DATA SUPPLIED:
-=-=-=-=-
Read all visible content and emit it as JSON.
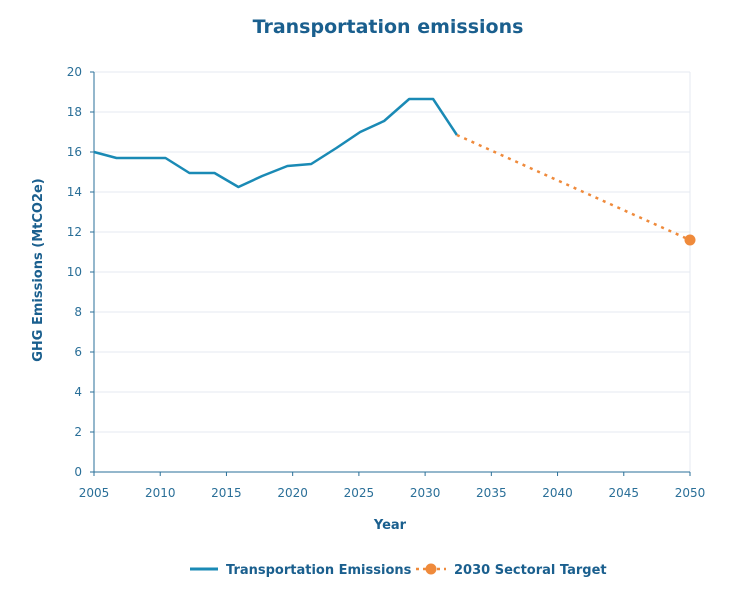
{
  "chart_data": {
    "type": "line",
    "title": "Transportation emissions",
    "xlabel": "Year",
    "ylabel": "GHG Emissions (MtCO2e)",
    "xlim": [
      2005,
      2050
    ],
    "ylim": [
      0,
      20
    ],
    "x_ticks": [
      2005,
      2010,
      2015,
      2020,
      2025,
      2030,
      2035,
      2040,
      2045,
      2050
    ],
    "y_ticks": [
      0,
      2,
      4,
      6,
      8,
      10,
      12,
      14,
      16,
      18,
      20
    ],
    "grid": "horizontal",
    "legend_position": "bottom",
    "series": [
      {
        "name": "Transportation Emissions",
        "style": "solid",
        "color": "#1a8ab5",
        "x": [
          2005,
          2006.7,
          2008.5,
          2010.4,
          2012.2,
          2014.1,
          2015.9,
          2017.7,
          2019.6,
          2021.4,
          2023.3,
          2025.1,
          2026.9,
          2028.8,
          2030.6,
          2032.4
        ],
        "y": [
          16.0,
          15.7,
          15.7,
          15.7,
          14.95,
          14.95,
          14.25,
          14.8,
          15.3,
          15.4,
          16.2,
          17.0,
          17.55,
          18.65,
          18.65,
          16.85
        ]
      },
      {
        "name": "2030 Sectoral Target",
        "style": "dotted",
        "color": "#ef8a3b",
        "x": [
          2032.4,
          2050
        ],
        "y": [
          16.85,
          11.6
        ],
        "marker_at": [
          2050,
          11.6
        ]
      }
    ]
  }
}
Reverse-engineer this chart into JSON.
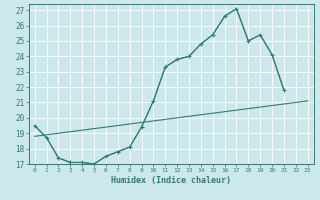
{
  "xlabel": "Humidex (Indice chaleur)",
  "bg_color": "#cce8ec",
  "grid_color": "#ffffff",
  "line_color": "#2e7d72",
  "xlim": [
    -0.5,
    23.5
  ],
  "ylim": [
    17,
    27.4
  ],
  "yticks": [
    17,
    18,
    19,
    20,
    21,
    22,
    23,
    24,
    25,
    26,
    27
  ],
  "xticks": [
    0,
    1,
    2,
    3,
    4,
    5,
    6,
    7,
    8,
    9,
    10,
    11,
    12,
    13,
    14,
    15,
    16,
    17,
    18,
    19,
    20,
    21,
    22,
    23
  ],
  "main_x": [
    0,
    1,
    2,
    3,
    4,
    5,
    6,
    7,
    8,
    9,
    10,
    11,
    12,
    13,
    14,
    15,
    16,
    17,
    18,
    19,
    20,
    21
  ],
  "main_y": [
    19.5,
    18.7,
    17.4,
    17.1,
    17.1,
    17.0,
    17.5,
    17.8,
    18.1,
    19.4,
    21.1,
    23.3,
    23.8,
    24.0,
    24.8,
    25.4,
    26.6,
    27.1,
    25.0,
    25.4,
    24.1,
    21.8
  ],
  "trend_x": [
    0,
    23
  ],
  "trend_y": [
    18.8,
    21.1
  ],
  "smooth_x": [
    0,
    1,
    2,
    3,
    4,
    5,
    6,
    7,
    8,
    9,
    10,
    11,
    12,
    13,
    14,
    15,
    16,
    17,
    18,
    19,
    20,
    21
  ],
  "smooth_y": [
    19.5,
    18.7,
    17.4,
    17.1,
    17.1,
    17.0,
    17.5,
    17.8,
    18.1,
    19.4,
    21.1,
    23.3,
    23.8,
    24.0,
    24.8,
    25.4,
    26.6,
    27.1,
    25.0,
    25.4,
    24.1,
    21.8
  ]
}
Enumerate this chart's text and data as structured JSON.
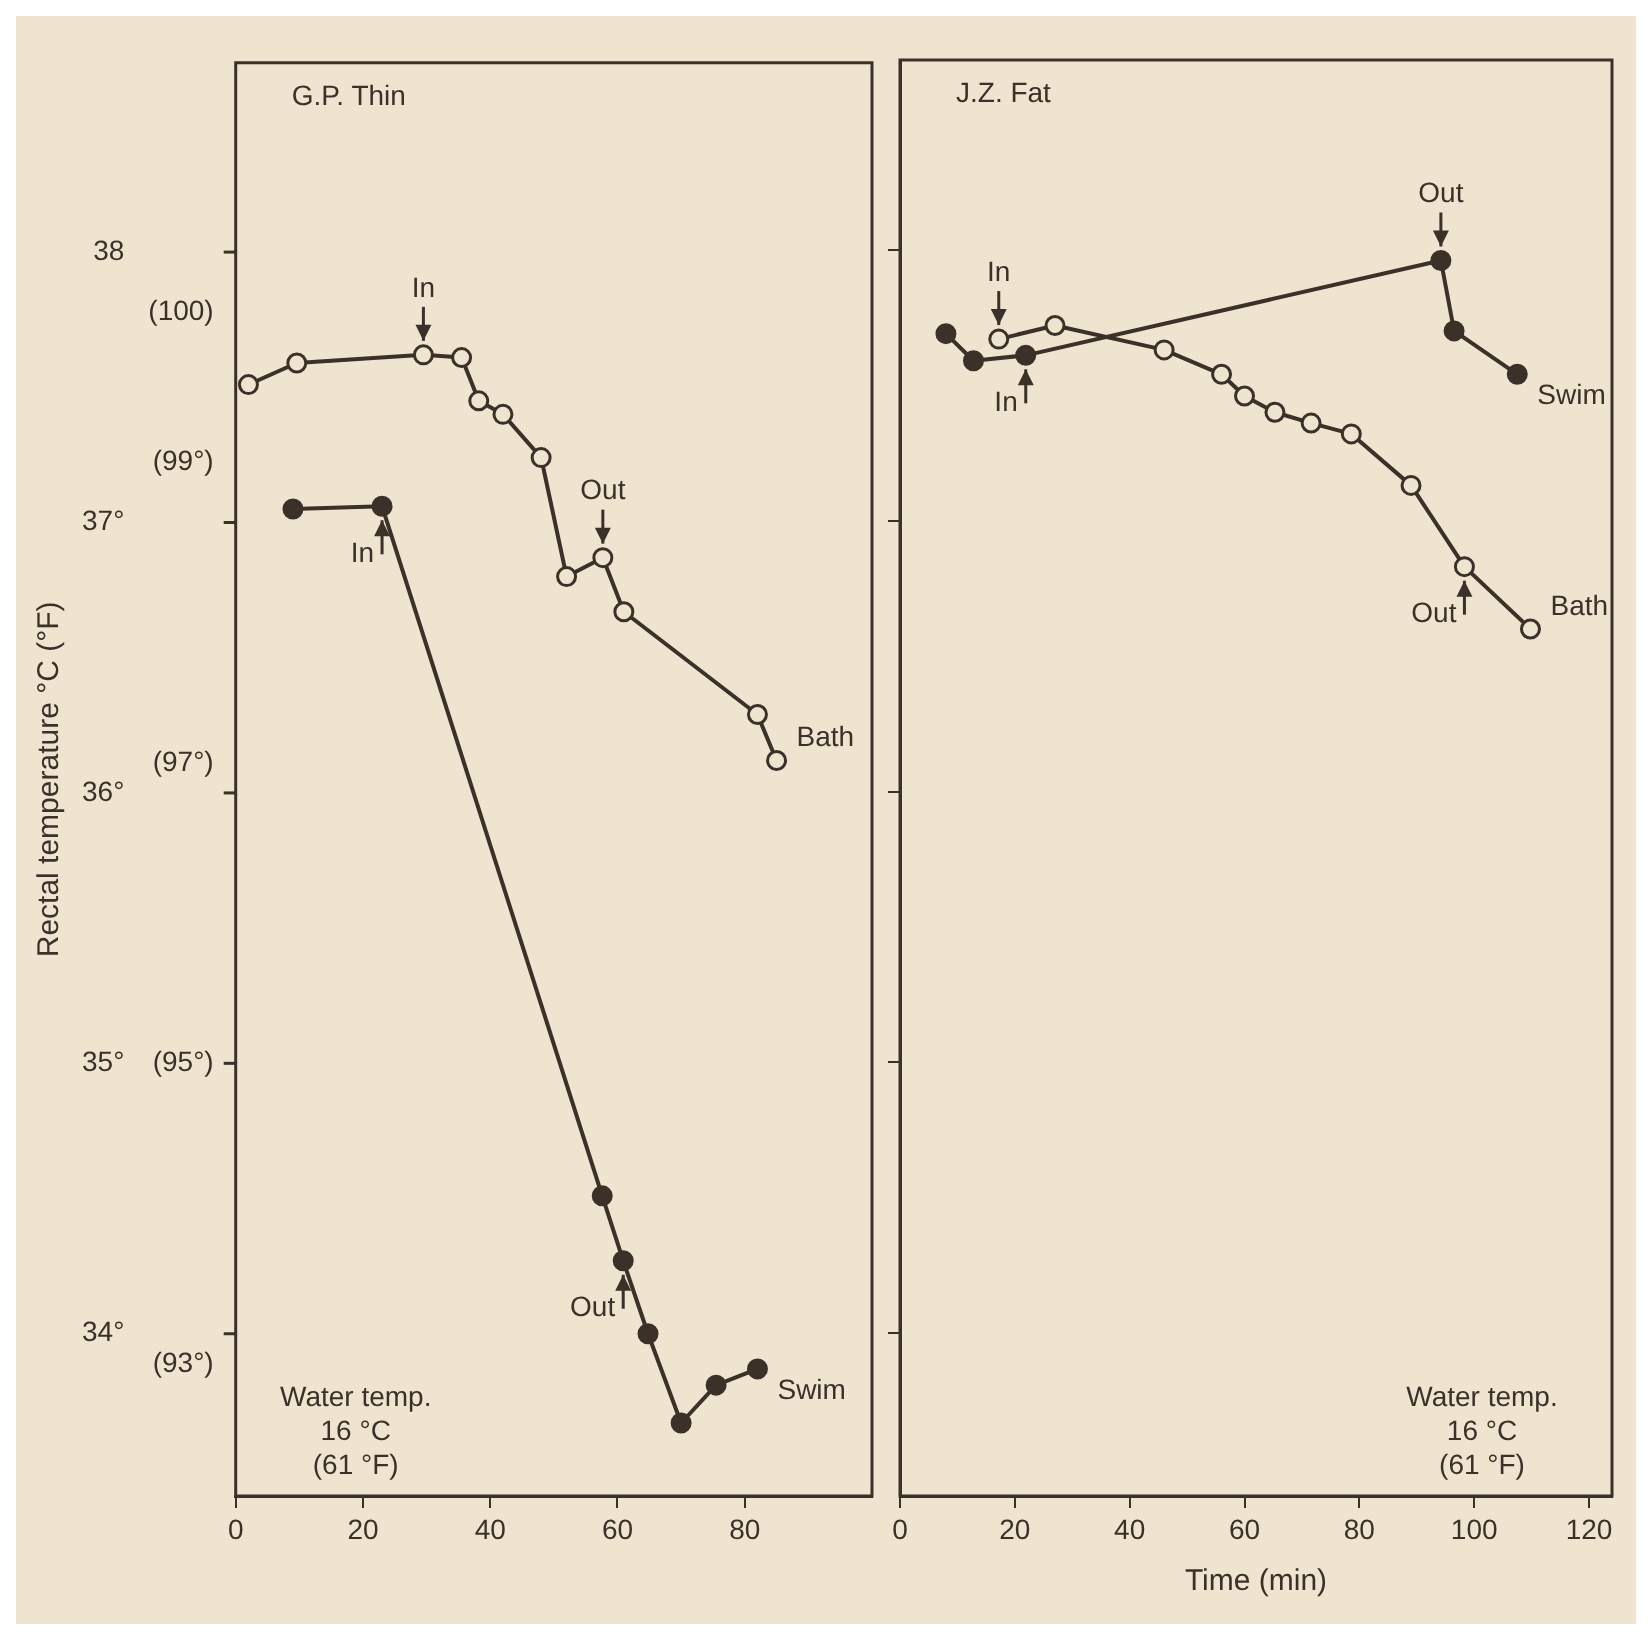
{
  "chart_data": [
    {
      "type": "line",
      "title": "G.P. Thin",
      "ylabel": "Rectal temperature °C (°F)",
      "xlim": [
        0,
        100
      ],
      "xticks": [
        0,
        20,
        40,
        60,
        80
      ],
      "ylim": [
        33.4,
        38.7
      ],
      "yticks": [
        38,
        {
          "value": 37,
          "label": "37°"
        },
        {
          "value": 36,
          "label": "36°"
        },
        {
          "value": 35,
          "label": "35°"
        },
        {
          "value": 34,
          "label": "34°"
        }
      ],
      "y2lim": [
        92.12,
        101.66
      ],
      "y2ticks": [
        {
          "value": 100,
          "label": "(100)"
        },
        {
          "value": 99,
          "label": "(99°)"
        },
        {
          "value": 97,
          "label": "(97°)"
        },
        {
          "value": 95,
          "label": "(95°)"
        },
        {
          "value": 93,
          "label": "(93°)"
        }
      ],
      "grid": false,
      "legend": false,
      "marker": "circle",
      "line_style": "solid",
      "series": [
        {
          "name": "Swim",
          "color": "#3b3128",
          "x": [
            9,
            23,
            57.6,
            60.9,
            64.8,
            70,
            75.5,
            82
          ],
          "values": [
            37.05,
            37.06,
            34.51,
            34.27,
            34.0,
            33.67,
            33.81,
            33.87
          ]
        },
        {
          "name": "Bath",
          "color": "#3b3128",
          "x": [
            2,
            9.6,
            29.5,
            35.5,
            38.2,
            42,
            48,
            52,
            57.7,
            61,
            82,
            85
          ],
          "values": [
            37.51,
            37.59,
            37.62,
            37.61,
            37.45,
            37.4,
            37.24,
            36.8,
            36.87,
            36.67,
            36.29,
            36.12
          ]
        }
      ],
      "annotations": [
        {
          "text": "In",
          "x": 29.5,
          "y": 37.62
        },
        {
          "text": "In",
          "x": 23,
          "y": 37.06
        },
        {
          "text": "Out",
          "x": 57.7,
          "y": 36.87
        },
        {
          "text": "Out",
          "x": 60.9,
          "y": 34.27
        },
        "Water temp.\n16 °C\n(61 °F)"
      ]
    },
    {
      "type": "line",
      "title": "J.Z. Fat",
      "xlabel": "Time (min)",
      "xlim": [
        0,
        124
      ],
      "xticks": [
        0,
        20,
        40,
        60,
        80,
        100,
        120
      ],
      "ylim": [
        33.4,
        38.7
      ],
      "yticks": [
        {
          "value": 38,
          "label": null
        },
        {
          "value": 37,
          "label": null
        },
        {
          "value": 36,
          "label": null
        },
        {
          "value": 35,
          "label": null
        },
        {
          "value": 34,
          "label": null
        }
      ],
      "tick_labels": "x",
      "grid": false,
      "legend": false,
      "marker": "circle",
      "line_style": "solid",
      "series": [
        {
          "name": "Swim",
          "color": "#3b3128",
          "x": [
            8,
            12.8,
            21.9,
            94.2,
            96.5,
            107.5
          ],
          "values": [
            37.69,
            37.59,
            37.61,
            37.96,
            37.7,
            37.54
          ]
        },
        {
          "name": "Bath",
          "color": "#3b3128",
          "x": [
            17.2,
            27,
            46,
            56,
            60,
            65.3,
            71.6,
            78.6,
            89,
            98.3,
            109.8
          ],
          "values": [
            37.67,
            37.72,
            37.63,
            37.54,
            37.46,
            37.4,
            37.36,
            37.32,
            37.13,
            36.83,
            36.6
          ]
        }
      ],
      "annotations": [
        {
          "text": "In",
          "x": 17.2,
          "y": 37.67
        },
        {
          "text": "In",
          "x": 21.9,
          "y": 37.61
        },
        {
          "text": "Out",
          "x": 94.2,
          "y": 37.96
        },
        {
          "text": "Out",
          "x": 98.3,
          "y": 36.83
        },
        "Water temp.\n16 °C\n(61 °F)"
      ]
    }
  ]
}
-=-=-=-=-
WHAT TO PRODUCE:
Retype the records exactly. Any image in them should not appear in what you write.

EXPECTED ANSWER:
Read all visible content and emit it as JSON.
{
  "chart_data": {
    "type": "line",
    "title": "Transportation emissions",
    "xlabel": "Year",
    "ylabel": "GHG Emissions (MtCO2e)",
    "xlim": [
      2005,
      2050
    ],
    "ylim": [
      0,
      20
    ],
    "x_ticks": [
      2005,
      2010,
      2015,
      2020,
      2025,
      2030,
      2035,
      2040,
      2045,
      2050
    ],
    "y_ticks": [
      0,
      2,
      4,
      6,
      8,
      10,
      12,
      14,
      16,
      18,
      20
    ],
    "grid": "horizontal",
    "legend_position": "bottom",
    "series": [
      {
        "name": "Transportation Emissions",
        "style": "solid",
        "color": "#1a8ab5",
        "x": [
          2005,
          2006.7,
          2008.5,
          2010.4,
          2012.2,
          2014.1,
          2015.9,
          2017.7,
          2019.6,
          2021.4,
          2023.3,
          2025.1,
          2026.9,
          2028.8,
          2030.6,
          2032.4
        ],
        "y": [
          16.0,
          15.7,
          15.7,
          15.7,
          14.95,
          14.95,
          14.25,
          14.8,
          15.3,
          15.4,
          16.2,
          17.0,
          17.55,
          18.65,
          18.65,
          16.85
        ]
      },
      {
        "name": "2030 Sectoral Target",
        "style": "dotted",
        "color": "#ef8a3b",
        "x": [
          2032.4,
          2050
        ],
        "y": [
          16.85,
          11.6
        ],
        "marker_at": [
          2050,
          11.6
        ]
      }
    ]
  }
}
Reverse-engineer this chart into JSON.
{
  "xlabel": "Humidex (Indice chaleur)",
  "bg_color": "#cce8ec",
  "grid_color": "#ffffff",
  "line_color": "#2e7d72",
  "xlim": [
    -0.5,
    23.5
  ],
  "ylim": [
    17,
    27.4
  ],
  "yticks": [
    17,
    18,
    19,
    20,
    21,
    22,
    23,
    24,
    25,
    26,
    27
  ],
  "xticks": [
    0,
    1,
    2,
    3,
    4,
    5,
    6,
    7,
    8,
    9,
    10,
    11,
    12,
    13,
    14,
    15,
    16,
    17,
    18,
    19,
    20,
    21,
    22,
    23
  ],
  "main_x": [
    0,
    1,
    2,
    3,
    4,
    5,
    6,
    7,
    8,
    9,
    10,
    11,
    12,
    13,
    14,
    15,
    16,
    17,
    18,
    19,
    20,
    21
  ],
  "main_y": [
    19.5,
    18.7,
    17.4,
    17.1,
    17.1,
    17.0,
    17.5,
    17.8,
    18.1,
    19.4,
    21.1,
    23.3,
    23.8,
    24.0,
    24.8,
    25.4,
    26.6,
    27.1,
    25.0,
    25.4,
    24.1,
    21.8
  ],
  "trend_x": [
    0,
    23
  ],
  "trend_y": [
    18.8,
    21.1
  ],
  "smooth_x": [
    0,
    1,
    2,
    3,
    4,
    5,
    6,
    7,
    8,
    9,
    10,
    11,
    12,
    13,
    14,
    15,
    16,
    17,
    18,
    19,
    20,
    21
  ],
  "smooth_y": [
    19.5,
    18.7,
    17.4,
    17.1,
    17.1,
    17.0,
    17.5,
    17.8,
    18.1,
    19.4,
    21.1,
    23.3,
    23.8,
    24.0,
    24.8,
    25.4,
    26.6,
    27.1,
    25.0,
    25.4,
    24.1,
    21.8
  ]
}
Enumerate this chart's text and data as structured JSON.
{
  "chart_data": [
    {
      "type": "line",
      "title": "G.P. Thin",
      "ylabel": "Rectal temperature °C (°F)",
      "xlim": [
        0,
        100
      ],
      "xticks": [
        0,
        20,
        40,
        60,
        80
      ],
      "ylim": [
        33.4,
        38.7
      ],
      "yticks": [
        38,
        {
          "value": 37,
          "label": "37°"
        },
        {
          "value": 36,
          "label": "36°"
        },
        {
          "value": 35,
          "label": "35°"
        },
        {
          "value": 34,
          "label": "34°"
        }
      ],
      "y2lim": [
        92.12,
        101.66
      ],
      "y2ticks": [
        {
          "value": 100,
          "label": "(100)"
        },
        {
          "value": 99,
          "label": "(99°)"
        },
        {
          "value": 97,
          "label": "(97°)"
        },
        {
          "value": 95,
          "label": "(95°)"
        },
        {
          "value": 93,
          "label": "(93°)"
        }
      ],
      "grid": false,
      "legend": false,
      "marker": "circle",
      "line_style": "solid",
      "series": [
        {
          "name": "Swim",
          "color": "#3b3128",
          "x": [
            9,
            23,
            57.6,
            60.9,
            64.8,
            70,
            75.5,
            82
          ],
          "values": [
            37.05,
            37.06,
            34.51,
            34.27,
            34.0,
            33.67,
            33.81,
            33.87
          ]
        },
        {
          "name": "Bath",
          "color": "#3b3128",
          "x": [
            2,
            9.6,
            29.5,
            35.5,
            38.2,
            42,
            48,
            52,
            57.7,
            61,
            82,
            85
          ],
          "values": [
            37.51,
            37.59,
            37.62,
            37.61,
            37.45,
            37.4,
            37.24,
            36.8,
            36.87,
            36.67,
            36.29,
            36.12
          ]
        }
      ],
      "annotations": [
        {
          "text": "In",
          "x": 29.5,
          "y": 37.62
        },
        {
          "text": "In",
          "x": 23,
          "y": 37.06
        },
        {
          "text": "Out",
          "x": 57.7,
          "y": 36.87
        },
        {
          "text": "Out",
          "x": 60.9,
          "y": 34.27
        },
        "Water temp.\n16 °C\n(61 °F)"
      ]
    },
    {
      "type": "line",
      "title": "J.Z. Fat",
      "xlabel": "Time (min)",
      "xlim": [
        0,
        124
      ],
      "xticks": [
        0,
        20,
        40,
        60,
        80,
        100,
        120
      ],
      "ylim": [
        33.4,
        38.7
      ],
      "yticks": [
        {
          "value": 38,
          "label": null
        },
        {
          "value": 37,
          "label": null
        },
        {
          "value": 36,
          "label": null
        },
        {
          "value": 35,
          "label": null
        },
        {
          "value": 34,
          "label": null
        }
      ],
      "tick_labels": "x",
      "grid": false,
      "legend": false,
      "marker": "circle",
      "line_style": "solid",
      "series": [
        {
          "name": "Swim",
          "color": "#3b3128",
          "x": [
            8,
            12.8,
            21.9,
            94.2,
            96.5,
            107.5
          ],
          "values": [
            37.69,
            37.59,
            37.61,
            37.96,
            37.7,
            37.54
          ]
        },
        {
          "name": "Bath",
          "color": "#3b3128",
          "x": [
            17.2,
            27,
            46,
            56,
            60,
            65.3,
            71.6,
            78.6,
            89,
            98.3,
            109.8
          ],
          "values": [
            37.67,
            37.72,
            37.63,
            37.54,
            37.46,
            37.4,
            37.36,
            37.32,
            37.13,
            36.83,
            36.6
          ]
        }
      ],
      "annotations": [
        {
          "text": "In",
          "x": 17.2,
          "y": 37.67
        },
        {
          "text": "In",
          "x": 21.9,
          "y": 37.61
        },
        {
          "text": "Out",
          "x": 94.2,
          "y": 37.96
        },
        {
          "text": "Out",
          "x": 98.3,
          "y": 36.83
        },
        "Water temp.\n16 °C\n(61 °F)"
      ]
    }
  ]
}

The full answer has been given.